Required work: Turn the item lines below into a numbered list, from the line with "- colorbar-tick-label: 10: [666, 448, 684, 465]" to the line with "- title-rest: /", leaving out any blank lines.

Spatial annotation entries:
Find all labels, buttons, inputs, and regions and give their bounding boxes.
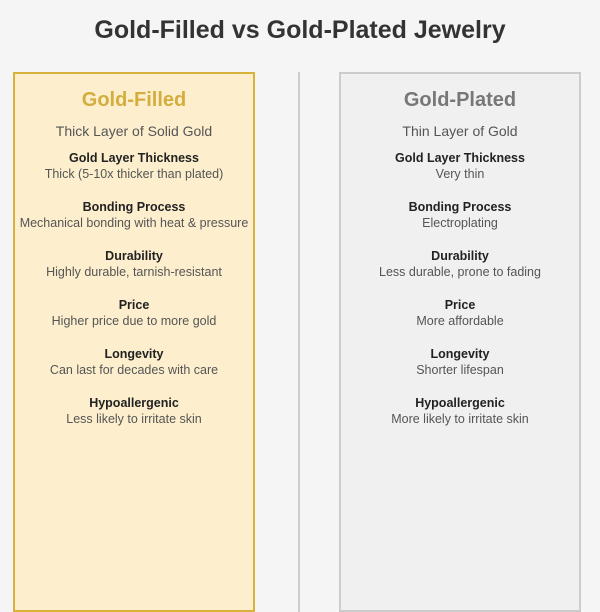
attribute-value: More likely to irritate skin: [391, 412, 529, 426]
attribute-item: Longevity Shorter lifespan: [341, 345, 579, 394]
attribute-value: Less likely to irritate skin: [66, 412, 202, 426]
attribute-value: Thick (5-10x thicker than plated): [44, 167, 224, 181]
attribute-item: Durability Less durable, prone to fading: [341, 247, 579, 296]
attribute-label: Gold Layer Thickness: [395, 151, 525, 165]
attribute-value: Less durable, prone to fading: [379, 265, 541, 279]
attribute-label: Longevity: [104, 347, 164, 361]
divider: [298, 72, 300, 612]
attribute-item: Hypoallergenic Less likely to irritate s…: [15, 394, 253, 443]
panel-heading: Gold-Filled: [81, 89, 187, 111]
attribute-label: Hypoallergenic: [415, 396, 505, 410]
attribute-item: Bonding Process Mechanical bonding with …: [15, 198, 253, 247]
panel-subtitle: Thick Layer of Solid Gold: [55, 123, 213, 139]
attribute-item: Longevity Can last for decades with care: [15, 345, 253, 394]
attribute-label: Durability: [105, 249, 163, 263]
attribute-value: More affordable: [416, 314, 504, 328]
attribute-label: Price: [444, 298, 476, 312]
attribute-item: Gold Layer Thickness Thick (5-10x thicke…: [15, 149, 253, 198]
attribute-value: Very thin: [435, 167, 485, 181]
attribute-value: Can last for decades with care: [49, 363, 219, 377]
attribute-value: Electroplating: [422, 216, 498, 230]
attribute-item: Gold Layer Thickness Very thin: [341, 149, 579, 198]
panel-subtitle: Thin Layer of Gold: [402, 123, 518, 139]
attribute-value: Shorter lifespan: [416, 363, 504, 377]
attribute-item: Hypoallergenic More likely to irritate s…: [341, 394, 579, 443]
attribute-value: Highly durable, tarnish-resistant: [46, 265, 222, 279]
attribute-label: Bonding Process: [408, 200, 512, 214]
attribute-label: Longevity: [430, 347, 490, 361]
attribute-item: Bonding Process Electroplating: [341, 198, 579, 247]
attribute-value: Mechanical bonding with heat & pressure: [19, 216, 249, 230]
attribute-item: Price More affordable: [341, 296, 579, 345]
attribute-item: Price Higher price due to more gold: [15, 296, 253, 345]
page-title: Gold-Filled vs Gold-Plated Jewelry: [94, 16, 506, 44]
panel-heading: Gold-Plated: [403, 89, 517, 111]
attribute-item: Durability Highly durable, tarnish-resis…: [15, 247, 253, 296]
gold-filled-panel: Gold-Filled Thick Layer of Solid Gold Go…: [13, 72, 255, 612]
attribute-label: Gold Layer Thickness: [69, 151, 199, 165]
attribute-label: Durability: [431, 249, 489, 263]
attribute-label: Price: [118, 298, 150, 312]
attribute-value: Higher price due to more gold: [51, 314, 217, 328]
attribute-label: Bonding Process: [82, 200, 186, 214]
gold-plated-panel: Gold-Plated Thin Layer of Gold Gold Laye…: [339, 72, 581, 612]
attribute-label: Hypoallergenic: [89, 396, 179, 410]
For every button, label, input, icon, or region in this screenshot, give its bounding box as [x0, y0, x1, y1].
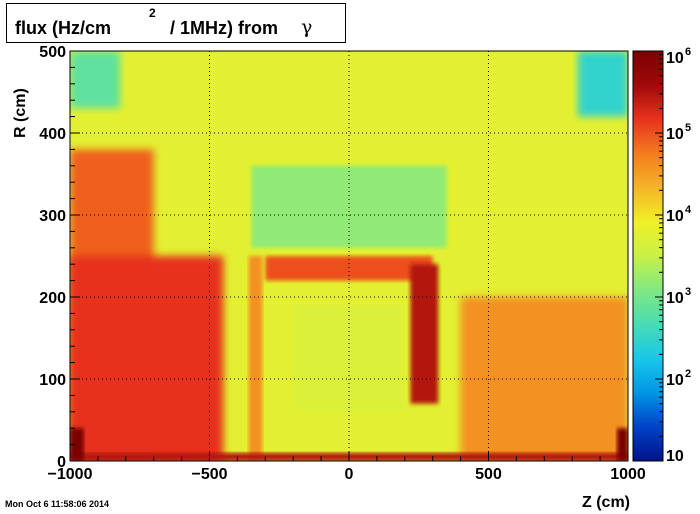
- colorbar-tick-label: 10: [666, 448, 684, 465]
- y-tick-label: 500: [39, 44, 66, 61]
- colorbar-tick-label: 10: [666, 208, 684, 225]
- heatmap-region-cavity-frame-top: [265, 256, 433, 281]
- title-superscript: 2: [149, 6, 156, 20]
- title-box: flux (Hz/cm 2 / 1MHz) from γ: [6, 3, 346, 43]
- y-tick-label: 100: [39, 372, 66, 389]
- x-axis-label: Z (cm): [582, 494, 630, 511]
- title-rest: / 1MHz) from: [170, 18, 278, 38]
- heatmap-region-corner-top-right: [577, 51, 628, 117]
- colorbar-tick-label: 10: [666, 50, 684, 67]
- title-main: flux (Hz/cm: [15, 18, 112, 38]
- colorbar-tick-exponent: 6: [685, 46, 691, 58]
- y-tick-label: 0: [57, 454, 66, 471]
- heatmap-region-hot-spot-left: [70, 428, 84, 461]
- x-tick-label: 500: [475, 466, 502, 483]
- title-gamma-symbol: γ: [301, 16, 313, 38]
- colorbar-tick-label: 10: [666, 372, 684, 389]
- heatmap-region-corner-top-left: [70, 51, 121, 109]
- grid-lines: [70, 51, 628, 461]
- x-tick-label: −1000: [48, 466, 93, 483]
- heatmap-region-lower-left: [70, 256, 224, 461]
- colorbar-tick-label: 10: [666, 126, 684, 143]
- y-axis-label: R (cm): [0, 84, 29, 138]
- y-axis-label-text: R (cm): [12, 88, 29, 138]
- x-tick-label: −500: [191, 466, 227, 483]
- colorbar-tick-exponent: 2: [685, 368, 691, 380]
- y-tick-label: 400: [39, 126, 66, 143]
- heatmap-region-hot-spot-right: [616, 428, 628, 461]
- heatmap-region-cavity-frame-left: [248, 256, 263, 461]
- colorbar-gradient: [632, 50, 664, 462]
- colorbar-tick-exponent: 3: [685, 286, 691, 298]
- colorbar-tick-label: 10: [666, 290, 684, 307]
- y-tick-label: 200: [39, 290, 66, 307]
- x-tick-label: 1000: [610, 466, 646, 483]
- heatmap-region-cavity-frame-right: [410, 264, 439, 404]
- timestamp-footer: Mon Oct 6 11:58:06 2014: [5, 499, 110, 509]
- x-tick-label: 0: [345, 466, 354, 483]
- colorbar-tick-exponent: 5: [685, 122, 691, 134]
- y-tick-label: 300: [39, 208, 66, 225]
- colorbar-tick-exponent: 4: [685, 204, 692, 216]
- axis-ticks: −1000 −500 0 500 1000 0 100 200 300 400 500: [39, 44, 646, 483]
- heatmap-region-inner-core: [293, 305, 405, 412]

==

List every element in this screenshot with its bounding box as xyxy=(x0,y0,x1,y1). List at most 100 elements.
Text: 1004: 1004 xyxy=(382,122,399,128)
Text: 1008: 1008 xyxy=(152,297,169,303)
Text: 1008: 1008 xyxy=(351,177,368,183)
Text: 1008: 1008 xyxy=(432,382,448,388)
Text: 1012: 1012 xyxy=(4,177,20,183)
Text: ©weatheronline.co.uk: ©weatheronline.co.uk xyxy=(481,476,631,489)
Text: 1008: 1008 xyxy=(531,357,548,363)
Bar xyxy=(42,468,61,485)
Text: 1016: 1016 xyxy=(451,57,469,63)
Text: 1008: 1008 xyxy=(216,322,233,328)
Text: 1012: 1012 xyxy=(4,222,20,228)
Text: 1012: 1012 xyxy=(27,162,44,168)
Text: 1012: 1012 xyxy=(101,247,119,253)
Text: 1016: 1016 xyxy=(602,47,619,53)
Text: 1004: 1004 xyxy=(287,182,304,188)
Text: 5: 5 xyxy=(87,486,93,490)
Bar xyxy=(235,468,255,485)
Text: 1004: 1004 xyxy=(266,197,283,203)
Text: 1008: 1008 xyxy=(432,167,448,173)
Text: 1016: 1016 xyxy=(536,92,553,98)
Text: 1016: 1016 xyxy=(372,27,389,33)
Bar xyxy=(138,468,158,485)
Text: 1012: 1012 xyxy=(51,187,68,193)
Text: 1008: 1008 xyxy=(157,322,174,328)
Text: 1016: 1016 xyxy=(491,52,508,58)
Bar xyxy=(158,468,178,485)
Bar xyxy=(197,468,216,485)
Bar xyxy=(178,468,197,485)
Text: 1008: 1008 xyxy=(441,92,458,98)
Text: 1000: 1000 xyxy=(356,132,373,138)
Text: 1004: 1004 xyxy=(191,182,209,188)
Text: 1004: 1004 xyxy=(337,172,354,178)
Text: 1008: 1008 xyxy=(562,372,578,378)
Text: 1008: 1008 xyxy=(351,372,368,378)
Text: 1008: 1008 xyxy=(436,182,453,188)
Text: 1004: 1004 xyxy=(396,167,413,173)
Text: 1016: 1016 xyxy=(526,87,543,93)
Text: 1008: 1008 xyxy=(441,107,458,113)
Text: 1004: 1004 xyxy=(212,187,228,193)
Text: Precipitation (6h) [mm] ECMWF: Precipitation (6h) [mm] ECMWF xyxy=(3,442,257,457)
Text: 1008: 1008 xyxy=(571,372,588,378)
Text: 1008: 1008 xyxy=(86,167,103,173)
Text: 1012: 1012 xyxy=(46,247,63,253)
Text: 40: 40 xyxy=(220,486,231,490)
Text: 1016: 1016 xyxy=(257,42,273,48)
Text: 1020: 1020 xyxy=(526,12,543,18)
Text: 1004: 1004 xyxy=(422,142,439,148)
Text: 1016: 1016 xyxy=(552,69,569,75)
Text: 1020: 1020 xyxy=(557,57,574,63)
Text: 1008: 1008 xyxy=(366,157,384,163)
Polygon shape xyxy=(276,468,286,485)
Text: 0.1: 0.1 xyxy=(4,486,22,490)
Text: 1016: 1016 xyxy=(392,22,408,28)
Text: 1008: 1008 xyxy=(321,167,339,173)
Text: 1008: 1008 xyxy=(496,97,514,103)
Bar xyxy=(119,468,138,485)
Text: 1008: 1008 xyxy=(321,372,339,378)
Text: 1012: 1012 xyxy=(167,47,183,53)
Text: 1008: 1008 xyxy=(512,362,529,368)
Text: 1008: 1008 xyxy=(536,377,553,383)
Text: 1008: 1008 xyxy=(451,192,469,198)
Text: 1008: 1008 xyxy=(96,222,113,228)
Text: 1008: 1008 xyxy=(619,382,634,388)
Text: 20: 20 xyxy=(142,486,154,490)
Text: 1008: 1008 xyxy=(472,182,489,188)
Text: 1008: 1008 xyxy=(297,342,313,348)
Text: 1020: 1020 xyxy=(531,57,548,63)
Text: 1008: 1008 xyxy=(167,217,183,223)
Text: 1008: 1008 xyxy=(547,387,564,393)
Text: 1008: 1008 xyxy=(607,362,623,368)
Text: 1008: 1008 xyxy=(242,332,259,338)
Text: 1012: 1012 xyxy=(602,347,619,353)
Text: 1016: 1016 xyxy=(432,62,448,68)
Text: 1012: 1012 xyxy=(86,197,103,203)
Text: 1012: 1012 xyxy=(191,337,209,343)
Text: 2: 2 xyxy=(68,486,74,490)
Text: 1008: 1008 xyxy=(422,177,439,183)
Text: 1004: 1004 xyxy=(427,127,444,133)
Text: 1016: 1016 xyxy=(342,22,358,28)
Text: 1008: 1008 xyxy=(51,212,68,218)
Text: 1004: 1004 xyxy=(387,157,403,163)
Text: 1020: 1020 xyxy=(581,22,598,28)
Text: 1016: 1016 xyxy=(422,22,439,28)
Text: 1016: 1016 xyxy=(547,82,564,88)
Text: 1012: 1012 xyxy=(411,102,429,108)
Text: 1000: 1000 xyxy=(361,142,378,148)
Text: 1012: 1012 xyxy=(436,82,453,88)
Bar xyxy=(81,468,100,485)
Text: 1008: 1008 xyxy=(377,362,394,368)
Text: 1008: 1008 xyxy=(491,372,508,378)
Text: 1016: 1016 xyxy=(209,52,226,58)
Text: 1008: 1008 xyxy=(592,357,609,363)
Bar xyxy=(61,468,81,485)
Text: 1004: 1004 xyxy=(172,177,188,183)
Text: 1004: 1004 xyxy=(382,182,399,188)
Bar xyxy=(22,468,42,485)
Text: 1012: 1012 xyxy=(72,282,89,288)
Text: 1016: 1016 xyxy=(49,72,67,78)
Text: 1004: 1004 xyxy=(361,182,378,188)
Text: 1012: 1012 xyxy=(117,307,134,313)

Output for this task:
1. - colorbar-tick-label: 10: [666, 448, 684, 465]
2. - y-tick-label: 500: [39, 44, 66, 61]
3. - colorbar-tick-label: 10: [666, 208, 684, 225]
4. - heatmap-region-cavity-frame-top: [265, 256, 433, 281]
5. - title-superscript: 2: [149, 6, 156, 20]
6. - title-box: flux (Hz/cm 2 / 1MHz) from γ: [6, 3, 346, 43]
7. - y-tick-label: 100: [39, 372, 66, 389]
8. - x-axis-label: Z (cm): [582, 494, 630, 511]
9. - title-rest: / 1MHz) from: [170, 18, 278, 38]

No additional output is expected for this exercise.